— Begin RAW RECORDS —

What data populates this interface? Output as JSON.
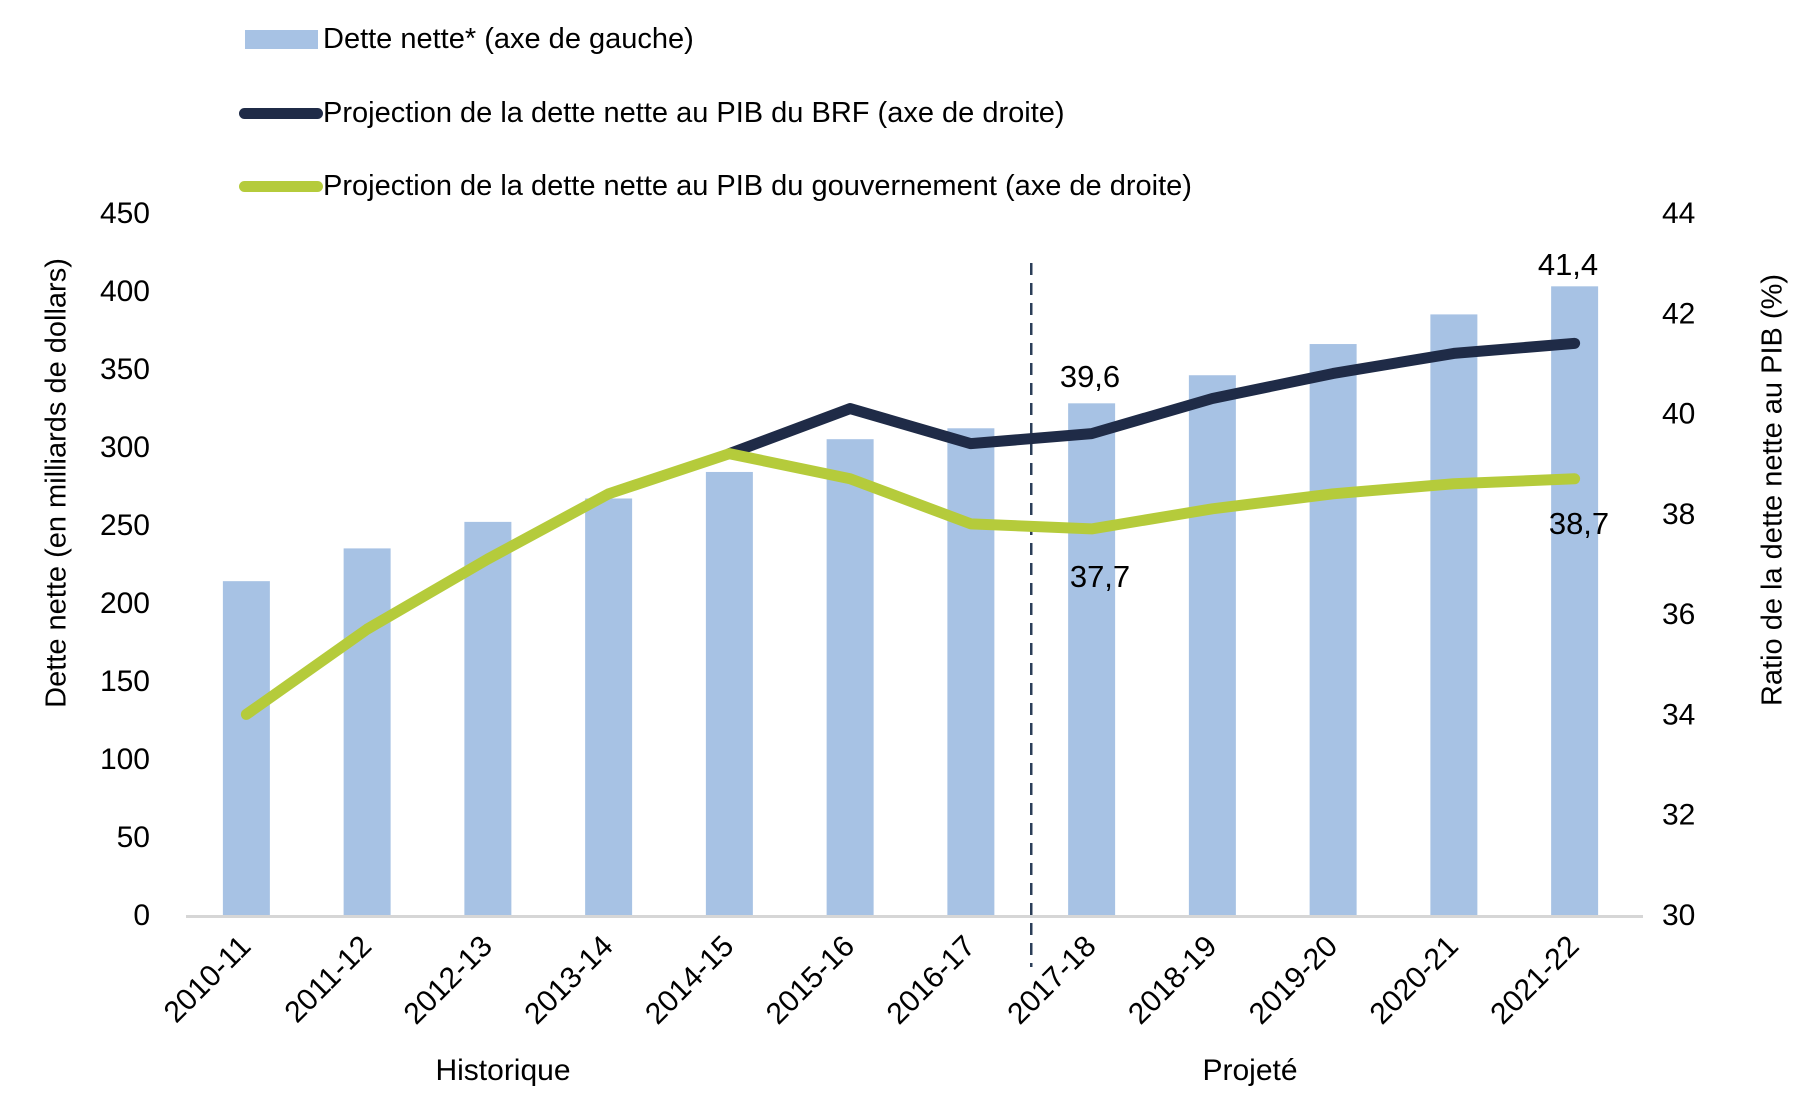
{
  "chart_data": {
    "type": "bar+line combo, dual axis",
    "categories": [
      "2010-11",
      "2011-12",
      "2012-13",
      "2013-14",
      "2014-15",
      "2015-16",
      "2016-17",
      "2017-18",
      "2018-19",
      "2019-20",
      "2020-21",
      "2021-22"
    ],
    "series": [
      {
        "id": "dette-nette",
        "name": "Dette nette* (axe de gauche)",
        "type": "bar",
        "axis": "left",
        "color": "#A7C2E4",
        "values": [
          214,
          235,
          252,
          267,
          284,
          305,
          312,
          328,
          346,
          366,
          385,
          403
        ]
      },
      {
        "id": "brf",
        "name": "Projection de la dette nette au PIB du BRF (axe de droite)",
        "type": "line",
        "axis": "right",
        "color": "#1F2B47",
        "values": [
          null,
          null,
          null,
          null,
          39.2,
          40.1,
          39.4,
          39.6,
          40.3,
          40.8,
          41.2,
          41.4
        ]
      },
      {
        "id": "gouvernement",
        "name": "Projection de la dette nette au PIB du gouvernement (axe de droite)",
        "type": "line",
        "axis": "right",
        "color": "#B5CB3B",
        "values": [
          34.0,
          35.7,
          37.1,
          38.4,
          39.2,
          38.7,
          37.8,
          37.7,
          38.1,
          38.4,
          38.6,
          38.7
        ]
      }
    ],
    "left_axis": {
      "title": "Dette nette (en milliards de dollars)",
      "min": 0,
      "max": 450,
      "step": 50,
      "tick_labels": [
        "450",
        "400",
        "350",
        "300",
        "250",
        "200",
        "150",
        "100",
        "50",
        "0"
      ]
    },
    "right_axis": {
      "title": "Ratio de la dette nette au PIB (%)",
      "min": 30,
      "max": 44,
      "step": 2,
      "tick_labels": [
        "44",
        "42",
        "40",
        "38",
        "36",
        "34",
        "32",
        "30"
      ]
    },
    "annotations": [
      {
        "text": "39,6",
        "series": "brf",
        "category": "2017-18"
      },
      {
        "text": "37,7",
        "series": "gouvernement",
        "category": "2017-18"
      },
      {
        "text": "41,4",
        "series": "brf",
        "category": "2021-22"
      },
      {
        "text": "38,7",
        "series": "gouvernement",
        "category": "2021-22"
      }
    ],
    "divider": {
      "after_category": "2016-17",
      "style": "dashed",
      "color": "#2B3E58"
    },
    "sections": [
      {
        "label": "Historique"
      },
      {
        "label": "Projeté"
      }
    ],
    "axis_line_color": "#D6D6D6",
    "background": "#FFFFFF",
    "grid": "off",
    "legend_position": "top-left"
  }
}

— End RAW RECORDS —

### [YOUR INSTRUCTIONS]
Verbatim reproduction of every record is required; images are left out.

### [OUTPUT]
What data populates this interface? Output as JSON.
{
  "chart_data": {
    "type": "bar+line combo, dual axis",
    "categories": [
      "2010-11",
      "2011-12",
      "2012-13",
      "2013-14",
      "2014-15",
      "2015-16",
      "2016-17",
      "2017-18",
      "2018-19",
      "2019-20",
      "2020-21",
      "2021-22"
    ],
    "series": [
      {
        "id": "dette-nette",
        "name": "Dette nette* (axe de gauche)",
        "type": "bar",
        "axis": "left",
        "color": "#A7C2E4",
        "values": [
          214,
          235,
          252,
          267,
          284,
          305,
          312,
          328,
          346,
          366,
          385,
          403
        ]
      },
      {
        "id": "brf",
        "name": "Projection de la dette nette au PIB du BRF (axe de droite)",
        "type": "line",
        "axis": "right",
        "color": "#1F2B47",
        "values": [
          null,
          null,
          null,
          null,
          39.2,
          40.1,
          39.4,
          39.6,
          40.3,
          40.8,
          41.2,
          41.4
        ]
      },
      {
        "id": "gouvernement",
        "name": "Projection de la dette nette au PIB du gouvernement (axe de droite)",
        "type": "line",
        "axis": "right",
        "color": "#B5CB3B",
        "values": [
          34.0,
          35.7,
          37.1,
          38.4,
          39.2,
          38.7,
          37.8,
          37.7,
          38.1,
          38.4,
          38.6,
          38.7
        ]
      }
    ],
    "left_axis": {
      "title": "Dette nette (en milliards de dollars)",
      "min": 0,
      "max": 450,
      "step": 50,
      "tick_labels": [
        "450",
        "400",
        "350",
        "300",
        "250",
        "200",
        "150",
        "100",
        "50",
        "0"
      ]
    },
    "right_axis": {
      "title": "Ratio de la dette nette au PIB (%)",
      "min": 30,
      "max": 44,
      "step": 2,
      "tick_labels": [
        "44",
        "42",
        "40",
        "38",
        "36",
        "34",
        "32",
        "30"
      ]
    },
    "annotations": [
      {
        "text": "39,6",
        "series": "brf",
        "category": "2017-18"
      },
      {
        "text": "37,7",
        "series": "gouvernement",
        "category": "2017-18"
      },
      {
        "text": "41,4",
        "series": "brf",
        "category": "2021-22"
      },
      {
        "text": "38,7",
        "series": "gouvernement",
        "category": "2021-22"
      }
    ],
    "divider": {
      "after_category": "2016-17",
      "style": "dashed",
      "color": "#2B3E58"
    },
    "sections": [
      {
        "label": "Historique"
      },
      {
        "label": "Projeté"
      }
    ],
    "axis_line_color": "#D6D6D6",
    "background": "#FFFFFF",
    "grid": "off",
    "legend_position": "top-left"
  }
}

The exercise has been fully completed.